Start of Extracted data

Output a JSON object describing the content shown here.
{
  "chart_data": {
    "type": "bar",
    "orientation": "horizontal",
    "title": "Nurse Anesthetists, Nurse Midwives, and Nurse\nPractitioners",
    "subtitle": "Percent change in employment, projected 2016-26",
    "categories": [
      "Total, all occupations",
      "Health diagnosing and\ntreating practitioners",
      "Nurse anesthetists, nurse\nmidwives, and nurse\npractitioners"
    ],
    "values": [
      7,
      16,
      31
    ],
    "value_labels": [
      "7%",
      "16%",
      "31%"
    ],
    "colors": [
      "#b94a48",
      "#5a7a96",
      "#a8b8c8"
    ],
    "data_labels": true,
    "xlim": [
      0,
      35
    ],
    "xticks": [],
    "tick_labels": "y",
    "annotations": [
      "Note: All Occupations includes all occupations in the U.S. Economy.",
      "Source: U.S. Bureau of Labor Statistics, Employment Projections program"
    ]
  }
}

End of Extracted data

Aim:
Set down the entries verbatim, leaving none out.

Reply to the exercise:
Output a JSON object describing the content shown here.
{
  "chart_data": {
    "type": "bar",
    "orientation": "horizontal",
    "title": "Nurse Anesthetists, Nurse Midwives, and Nurse\nPractitioners",
    "subtitle": "Percent change in employment, projected 2016-26",
    "categories": [
      "Total, all occupations",
      "Health diagnosing and\ntreating practitioners",
      "Nurse anesthetists, nurse\nmidwives, and nurse\npractitioners"
    ],
    "values": [
      7,
      16,
      31
    ],
    "value_labels": [
      "7%",
      "16%",
      "31%"
    ],
    "colors": [
      "#b94a48",
      "#5a7a96",
      "#a8b8c8"
    ],
    "data_labels": true,
    "xlim": [
      0,
      35
    ],
    "xticks": [],
    "tick_labels": "y",
    "annotations": [
      "Note: All Occupations includes all occupations in the U.S. Economy.",
      "Source: U.S. Bureau of Labor Statistics, Employment Projections program"
    ]
  }
}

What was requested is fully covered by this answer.